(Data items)

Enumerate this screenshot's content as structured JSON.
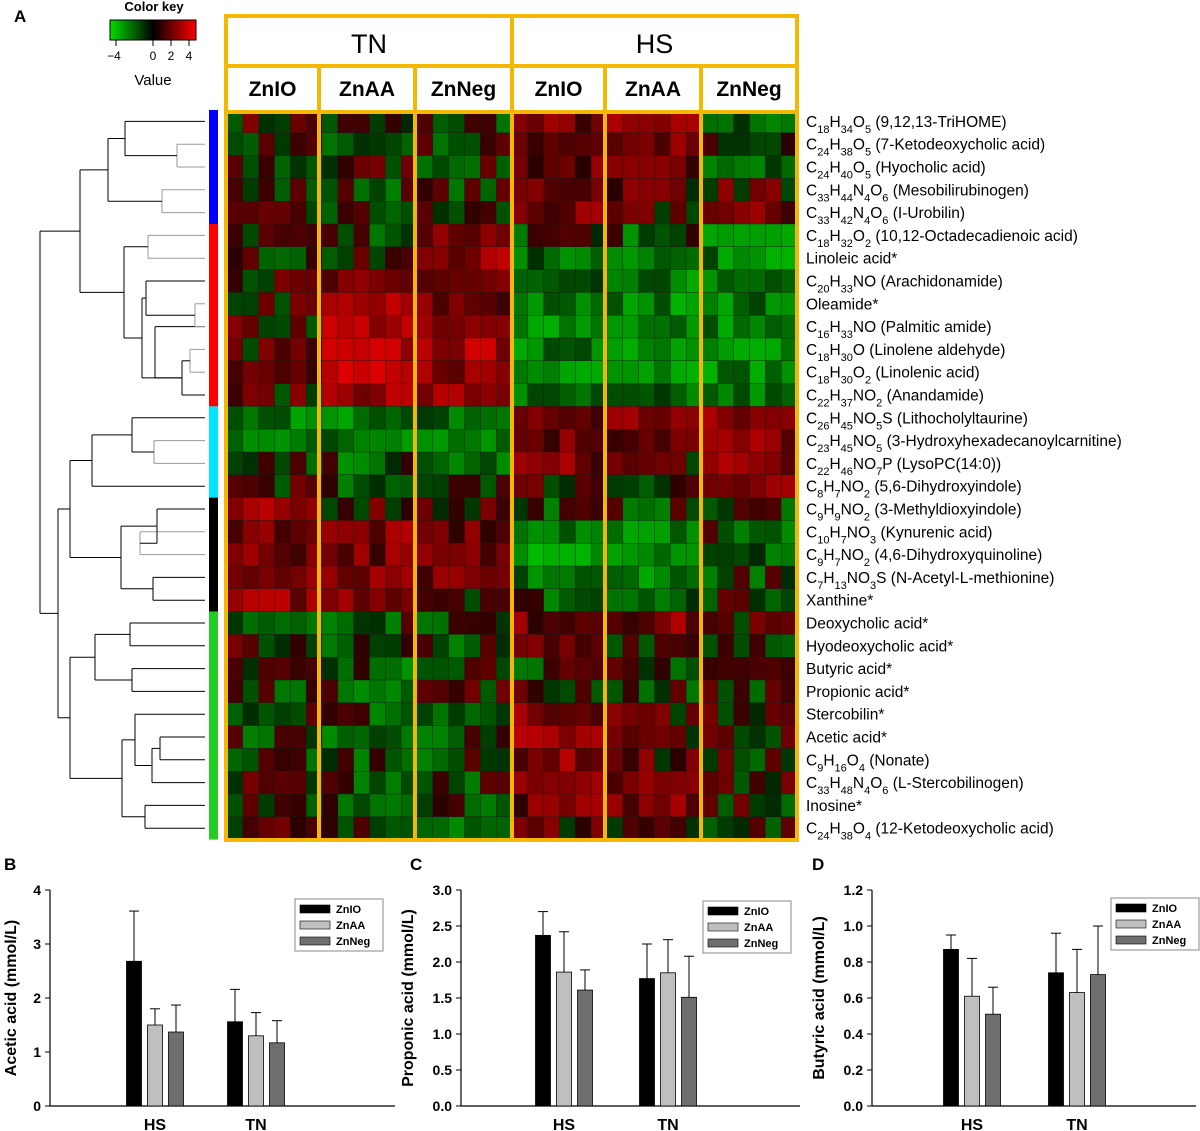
{
  "panel_labels": {
    "a": "A",
    "b": "B",
    "c": "C",
    "d": "D"
  },
  "color_key": {
    "title": "Color key",
    "ticks": [
      "−4",
      "0",
      "2",
      "4"
    ],
    "label": "Value",
    "low_color": "#00cc00",
    "mid_color": "#000000",
    "high_color": "#ff0000"
  },
  "conditions": [
    "TN",
    "HS"
  ],
  "groups": [
    "ZnIO",
    "ZnAA",
    "ZnNeg",
    "ZnIO",
    "ZnAA",
    "ZnNeg"
  ],
  "cluster_colors": [
    "#0000ff",
    "#ff0000",
    "#00e5ff",
    "#000000",
    "#22cc22"
  ],
  "cluster_sizes": [
    5,
    8,
    4,
    5,
    10
  ],
  "box_color": "#f5b800",
  "chart_data": [
    {
      "type": "heatmap",
      "rows": [
        {
          "base": "C",
          "sub": [
            "18",
            "34",
            "5"
          ],
          "els": [
            "H",
            "O"
          ],
          "name": "(9,12,13-TriHOME)",
          "label": "C18H34O5 (9,12,13-TriHOME)"
        },
        {
          "base": "C",
          "sub": [
            "24",
            "38",
            "5"
          ],
          "els": [
            "H",
            "O"
          ],
          "name": "(7-Ketodeoxycholic acid)",
          "label": "C24H38O5 (7-Ketodeoxycholic acid)"
        },
        {
          "base": "C",
          "sub": [
            "24",
            "40",
            "5"
          ],
          "els": [
            "H",
            "O"
          ],
          "name": "(Hyocholic acid)",
          "label": "C24H40O5 (Hyocholic acid)"
        },
        {
          "base": "C",
          "sub": [
            "33",
            "44",
            "4",
            "6"
          ],
          "els": [
            "H",
            "N",
            "O"
          ],
          "name": "(Mesobilirubinogen)",
          "label": "C33H44N4O6 (Mesobilirubinogen)"
        },
        {
          "base": "C",
          "sub": [
            "33",
            "42",
            "4",
            "6"
          ],
          "els": [
            "H",
            "N",
            "O"
          ],
          "name": "(I-Urobilin)",
          "label": "C33H42N4O6 (I-Urobilin)"
        },
        {
          "base": "C",
          "sub": [
            "18",
            "32",
            "2"
          ],
          "els": [
            "H",
            "O"
          ],
          "name": "(10,12-Octadecadienoic acid)",
          "label": "C18H32O2 (10,12-Octadecadienoic acid)"
        },
        {
          "plain": "Linoleic acid*",
          "label": "Linoleic acid*"
        },
        {
          "base": "C",
          "sub": [
            "20",
            "33",
            ""
          ],
          "els": [
            "H",
            "NO"
          ],
          "name": "(Arachidonamide)",
          "label": "C20H33NO (Arachidonamide)"
        },
        {
          "plain": "Oleamide*",
          "label": "Oleamide*"
        },
        {
          "base": "C",
          "sub": [
            "16",
            "33",
            ""
          ],
          "els": [
            "H",
            "NO"
          ],
          "name": "(Palmitic amide)",
          "label": "C16H33NO (Palmitic amide)"
        },
        {
          "base": "C",
          "sub": [
            "18",
            "30",
            ""
          ],
          "els": [
            "H",
            "O"
          ],
          "name": "(Linolene aldehyde)",
          "label": "C18H30O (Linolene aldehyde)"
        },
        {
          "base": "C",
          "sub": [
            "18",
            "30",
            "2"
          ],
          "els": [
            "H",
            "O"
          ],
          "name": "(Linolenic acid)",
          "label": "C18H30O2 (Linolenic acid)"
        },
        {
          "base": "C",
          "sub": [
            "22",
            "37",
            "2"
          ],
          "els": [
            "H",
            "NO"
          ],
          "name": "(Anandamide)",
          "label": "C22H37NO2 (Anandamide)"
        },
        {
          "base": "C",
          "sub": [
            "26",
            "45",
            "5"
          ],
          "els": [
            "H",
            "NO"
          ],
          "tail": "S",
          "name": "(Lithocholyltaurine)",
          "label": "C26H45NO5S (Lithocholyltaurine)"
        },
        {
          "base": "C",
          "sub": [
            "23",
            "45",
            "5"
          ],
          "els": [
            "H",
            "NO"
          ],
          "name": "(3-Hydroxyhexadecanoylcarnitine)",
          "label": "C23H45NO5 (3-Hydroxyhexadecanoylcarnitine)"
        },
        {
          "base": "C",
          "sub": [
            "22",
            "46",
            "7"
          ],
          "els": [
            "H",
            "NO"
          ],
          "tail": "P",
          "name": "(LysoPC(14:0))",
          "label": "C22H46NO7P (LysoPC(14:0))"
        },
        {
          "base": "C",
          "sub": [
            "8",
            "7",
            "2"
          ],
          "els": [
            "H",
            "NO"
          ],
          "name": "(5,6-Dihydroxyindole)",
          "label": "C8H7NO2 (5,6-Dihydroxyindole)"
        },
        {
          "base": "C",
          "sub": [
            "9",
            "9",
            "2"
          ],
          "els": [
            "H",
            "NO"
          ],
          "name": "(3-Methyldioxyindole)",
          "label": "C9H9NO2 (3-Methyldioxyindole)"
        },
        {
          "base": "C",
          "sub": [
            "10",
            "7",
            "3"
          ],
          "els": [
            "H",
            "NO"
          ],
          "name": "(Kynurenic acid)",
          "label": "C10H7NO3 (Kynurenic acid)"
        },
        {
          "base": "C",
          "sub": [
            "9",
            "7",
            "2"
          ],
          "els": [
            "H",
            "NO"
          ],
          "name": "(4,6-Dihydroxyquinoline)",
          "label": "C9H7NO2 (4,6-Dihydroxyquinoline)"
        },
        {
          "base": "C",
          "sub": [
            "7",
            "13",
            "3"
          ],
          "els": [
            "H",
            "NO"
          ],
          "tail": "S",
          "name": "(N-Acetyl-L-methionine)",
          "label": "C7H13NO3S (N-Acetyl-L-methionine)"
        },
        {
          "plain": "Xanthine*",
          "label": "Xanthine*"
        },
        {
          "plain": "Deoxycholic acid*",
          "label": "Deoxycholic acid*"
        },
        {
          "plain": "Hyodeoxycholic acid*",
          "label": "Hyodeoxycholic acid*"
        },
        {
          "plain": "Butyric acid*",
          "label": "Butyric acid*"
        },
        {
          "plain": "Propionic acid*",
          "label": "Propionic acid*"
        },
        {
          "plain": "Stercobilin*",
          "label": "Stercobilin*"
        },
        {
          "plain": "Acetic acid*",
          "label": "Acetic acid*"
        },
        {
          "base": "C",
          "sub": [
            "9",
            "16",
            "4"
          ],
          "els": [
            "H",
            "O"
          ],
          "name": "(Nonate)",
          "label": "C9H16O4 (Nonate)"
        },
        {
          "base": "C",
          "sub": [
            "33",
            "48",
            "4",
            "6"
          ],
          "els": [
            "H",
            "N",
            "O"
          ],
          "name": "(L-Stercobilinogen)",
          "label": "C33H48N4O6 (L-Stercobilinogen)"
        },
        {
          "plain": "Inosine*",
          "label": "Inosine*"
        },
        {
          "base": "C",
          "sub": [
            "24",
            "38",
            "4"
          ],
          "els": [
            "H",
            "O"
          ],
          "name": "(12-Ketodeoxycholic acid)",
          "label": "C24H38O4 (12-Ketodeoxycholic acid)"
        }
      ],
      "columns_per_group": 6,
      "group_means": [
        [
          0.4,
          -0.3,
          -0.2,
          1.0,
          1.2,
          -0.8
        ],
        [
          -0.3,
          -0.2,
          -0.2,
          0.9,
          1.0,
          -0.4
        ],
        [
          -0.3,
          0.3,
          -0.2,
          0.8,
          0.6,
          -0.4
        ],
        [
          -0.2,
          -0.3,
          -0.2,
          1.0,
          1.0,
          0.6
        ],
        [
          -0.2,
          -0.3,
          -0.2,
          0.9,
          0.4,
          0.9
        ],
        [
          0.3,
          -0.2,
          1.2,
          -0.4,
          -0.8,
          -1.2
        ],
        [
          -0.2,
          -0.2,
          1.6,
          -1.0,
          -1.0,
          -1.4
        ],
        [
          0.3,
          0.6,
          0.9,
          -1.2,
          -1.4,
          -1.5
        ],
        [
          0.3,
          1.8,
          0.9,
          -1.4,
          -1.4,
          -1.2
        ],
        [
          0.4,
          2.2,
          0.9,
          -1.4,
          -1.4,
          -1.4
        ],
        [
          0.4,
          2.2,
          2.0,
          -1.4,
          -1.4,
          -1.4
        ],
        [
          0.4,
          2.2,
          1.6,
          -1.4,
          -1.5,
          -1.4
        ],
        [
          0.4,
          2.0,
          1.6,
          -1.2,
          -1.2,
          -1.2
        ],
        [
          -1.2,
          -1.2,
          -1.0,
          0.8,
          1.4,
          1.2
        ],
        [
          -1.0,
          -1.2,
          -1.0,
          1.0,
          1.0,
          1.4
        ],
        [
          -0.6,
          -0.8,
          -1.0,
          1.2,
          0.6,
          1.2
        ],
        [
          0.3,
          -1.0,
          0.3,
          0.4,
          0.2,
          1.0
        ],
        [
          1.4,
          0.6,
          0.6,
          -0.4,
          -0.4,
          -0.2
        ],
        [
          1.2,
          1.2,
          0.8,
          -1.6,
          -1.4,
          -0.6
        ],
        [
          1.2,
          1.2,
          0.8,
          -1.6,
          -1.3,
          -0.8
        ],
        [
          1.0,
          1.0,
          0.8,
          -1.2,
          -1.2,
          -0.4
        ],
        [
          1.6,
          1.6,
          0.6,
          -0.6,
          -0.4,
          -0.2
        ],
        [
          -0.6,
          -0.4,
          -0.3,
          1.0,
          1.2,
          0.3
        ],
        [
          0.2,
          -0.6,
          -0.4,
          0.6,
          0.4,
          0.2
        ],
        [
          -0.2,
          -0.8,
          0.3,
          -0.2,
          -0.2,
          0.2
        ],
        [
          -0.2,
          -0.6,
          0.3,
          0.2,
          -0.2,
          0.0
        ],
        [
          -0.3,
          -0.6,
          -0.4,
          1.4,
          0.6,
          0.3
        ],
        [
          -0.4,
          -0.8,
          -0.6,
          1.6,
          0.6,
          0.2
        ],
        [
          -0.3,
          -0.4,
          -0.4,
          1.4,
          0.6,
          0.0
        ],
        [
          0.2,
          -0.4,
          -0.3,
          1.2,
          0.8,
          0.2
        ],
        [
          0.2,
          -0.3,
          -0.4,
          1.0,
          1.0,
          0.0
        ],
        [
          0.3,
          -0.6,
          -0.6,
          0.6,
          0.3,
          0.0
        ]
      ],
      "value_range": [
        -4,
        4
      ]
    },
    {
      "type": "bar",
      "categories": [
        "HS",
        "TN"
      ],
      "series": [
        {
          "name": "ZnIO",
          "values": [
            2.68,
            1.56
          ],
          "errors": [
            0.93,
            0.6
          ]
        },
        {
          "name": "ZnAA",
          "values": [
            1.5,
            1.3
          ],
          "errors": [
            0.3,
            0.43
          ]
        },
        {
          "name": "ZnNeg",
          "values": [
            1.37,
            1.17
          ],
          "errors": [
            0.5,
            0.41
          ]
        }
      ],
      "xlabel": "",
      "ylabel": "Acetic acid (mmol/L)",
      "ylim": [
        0,
        4
      ],
      "yticks": [
        "0",
        "1",
        "2",
        "3",
        "4"
      ],
      "legend": "top-right",
      "colors": [
        "#000000",
        "#bfbfbf",
        "#6e6e6e"
      ]
    },
    {
      "type": "bar",
      "categories": [
        "HS",
        "TN"
      ],
      "series": [
        {
          "name": "ZnIO",
          "values": [
            2.37,
            1.77
          ],
          "errors": [
            0.33,
            0.48
          ]
        },
        {
          "name": "ZnAA",
          "values": [
            1.86,
            1.85
          ],
          "errors": [
            0.56,
            0.46
          ]
        },
        {
          "name": "ZnNeg",
          "values": [
            1.61,
            1.51
          ],
          "errors": [
            0.28,
            0.57
          ]
        }
      ],
      "xlabel": "",
      "ylabel": "Proponic acid (mmol/L)",
      "ylim": [
        0,
        3
      ],
      "yticks": [
        "0.0",
        "0.5",
        "1.0",
        "1.5",
        "2.0",
        "2.5",
        "3.0"
      ],
      "legend": "top-right",
      "colors": [
        "#000000",
        "#bfbfbf",
        "#6e6e6e"
      ]
    },
    {
      "type": "bar",
      "categories": [
        "HS",
        "TN"
      ],
      "series": [
        {
          "name": "ZnIO",
          "values": [
            0.87,
            0.74
          ],
          "errors": [
            0.08,
            0.22
          ]
        },
        {
          "name": "ZnAA",
          "values": [
            0.61,
            0.63
          ],
          "errors": [
            0.21,
            0.24
          ]
        },
        {
          "name": "ZnNeg",
          "values": [
            0.51,
            0.73
          ],
          "errors": [
            0.15,
            0.27
          ]
        }
      ],
      "xlabel": "",
      "ylabel": "Butyric acid (mmol/L)",
      "ylim": [
        0,
        1.2
      ],
      "yticks": [
        "0.0",
        "0.2",
        "0.4",
        "0.6",
        "0.8",
        "1.0",
        "1.2"
      ],
      "legend": "top-right",
      "colors": [
        "#000000",
        "#bfbfbf",
        "#6e6e6e"
      ]
    }
  ]
}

* PROBLEM TO WORK ON: Lines containing the word "mmol" are to be tallied; report only the total.

* EXERCISE RESULT: 3